[Start of Records to use]

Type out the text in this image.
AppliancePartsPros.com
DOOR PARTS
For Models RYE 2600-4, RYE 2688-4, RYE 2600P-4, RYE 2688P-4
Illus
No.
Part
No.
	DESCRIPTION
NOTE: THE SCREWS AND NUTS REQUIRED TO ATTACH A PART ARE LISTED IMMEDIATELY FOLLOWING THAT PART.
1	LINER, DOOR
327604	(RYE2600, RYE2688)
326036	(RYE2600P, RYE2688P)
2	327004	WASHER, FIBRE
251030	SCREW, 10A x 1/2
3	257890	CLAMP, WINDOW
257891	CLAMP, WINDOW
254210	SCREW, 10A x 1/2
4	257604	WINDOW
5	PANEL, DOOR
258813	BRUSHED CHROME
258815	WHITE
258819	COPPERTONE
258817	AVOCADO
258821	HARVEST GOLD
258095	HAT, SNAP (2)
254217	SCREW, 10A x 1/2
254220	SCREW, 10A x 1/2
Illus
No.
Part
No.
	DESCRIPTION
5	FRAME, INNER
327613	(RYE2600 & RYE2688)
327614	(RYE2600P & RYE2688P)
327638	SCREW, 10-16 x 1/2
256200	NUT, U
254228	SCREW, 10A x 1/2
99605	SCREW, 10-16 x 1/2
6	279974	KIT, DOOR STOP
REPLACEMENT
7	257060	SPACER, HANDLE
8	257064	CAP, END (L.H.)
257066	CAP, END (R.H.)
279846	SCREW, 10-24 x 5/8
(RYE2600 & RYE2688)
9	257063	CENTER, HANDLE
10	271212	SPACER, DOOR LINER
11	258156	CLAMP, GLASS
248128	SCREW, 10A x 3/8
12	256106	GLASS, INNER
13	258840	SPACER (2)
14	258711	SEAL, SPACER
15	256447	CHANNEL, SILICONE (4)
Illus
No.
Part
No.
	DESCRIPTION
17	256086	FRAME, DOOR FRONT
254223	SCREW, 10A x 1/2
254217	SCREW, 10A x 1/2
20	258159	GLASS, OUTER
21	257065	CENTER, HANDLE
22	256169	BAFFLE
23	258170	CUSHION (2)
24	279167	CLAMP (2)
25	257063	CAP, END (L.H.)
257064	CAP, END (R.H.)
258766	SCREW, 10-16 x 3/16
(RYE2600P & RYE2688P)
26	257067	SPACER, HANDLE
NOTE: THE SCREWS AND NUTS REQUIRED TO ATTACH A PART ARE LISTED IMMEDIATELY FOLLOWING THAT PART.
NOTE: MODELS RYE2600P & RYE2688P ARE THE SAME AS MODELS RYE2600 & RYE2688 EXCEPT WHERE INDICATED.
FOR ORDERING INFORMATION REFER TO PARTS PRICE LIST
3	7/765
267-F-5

[End of Records to use]

## Problem to solve
All of the entries must be quoted exactly; please include each one.

## Answer for the task
Type out the text in this image.
AppliancePartsPros.com
DOOR PARTS
For Models RYE 2600-4, RYE 2688-4, RYE 2600P-4, RYE 2688P-4
Illus
No.
Part
No.
	DESCRIPTION
NOTE: THE SCREWS AND NUTS REQUIRED TO ATTACH A PART ARE LISTED IMMEDIATELY FOLLOWING THAT PART.
1	LINER, DOOR
327604	(RYE2600, RYE2688)
326036	(RYE2600P, RYE2688P)
2	327004	WASHER, FIBRE
251030	SCREW, 10A x 1/2
3	257890	CLAMP, WINDOW
257891	CLAMP, WINDOW
254210	SCREW, 10A x 1/2
4	257604	WINDOW
5	PANEL, DOOR
258813	BRUSHED CHROME
258815	WHITE
258819	COPPERTONE
258817	AVOCADO
258821	HARVEST GOLD
258095	HAT, SNAP (2)
254217	SCREW, 10A x 1/2
254220	SCREW, 10A x 1/2
Illus
No.
Part
No.
	DESCRIPTION
5	FRAME, INNER
327613	(RYE2600 & RYE2688)
327614	(RYE2600P & RYE2688P)
327638	SCREW, 10-16 x 1/2
256200	NUT, U
254228	SCREW, 10A x 1/2
99605	SCREW, 10-16 x 1/2
6	279974	KIT, DOOR STOP
REPLACEMENT
7	257060	SPACER, HANDLE
8	257064	CAP, END (L.H.)
257066	CAP, END (R.H.)
279846	SCREW, 10-24 x 5/8
(RYE2600 & RYE2688)
9	257063	CENTER, HANDLE
10	271212	SPACER, DOOR LINER
11	258156	CLAMP, GLASS
248128	SCREW, 10A x 3/8
12	256106	GLASS, INNER
13	258840	SPACER (2)
14	258711	SEAL, SPACER
15	256447	CHANNEL, SILICONE (4)
Illus
No.
Part
No.
	DESCRIPTION
17	256086	FRAME, DOOR FRONT
254223	SCREW, 10A x 1/2
254217	SCREW, 10A x 1/2
20	258159	GLASS, OUTER
21	257065	CENTER, HANDLE
22	256169	BAFFLE
23	258170	CUSHION (2)
24	279167	CLAMP (2)
25	257063	CAP, END (L.H.)
257064	CAP, END (R.H.)
258766	SCREW, 10-16 x 3/16
(RYE2600P & RYE2688P)
26	257067	SPACER, HANDLE
NOTE: THE SCREWS AND NUTS REQUIRED TO ATTACH A PART ARE LISTED IMMEDIATELY FOLLOWING THAT PART.
NOTE: MODELS RYE2600P & RYE2688P ARE THE SAME AS MODELS RYE2600 & RYE2688 EXCEPT WHERE INDICATED.
FOR ORDERING INFORMATION REFER TO PARTS PRICE LIST
3	7/765
267-F-5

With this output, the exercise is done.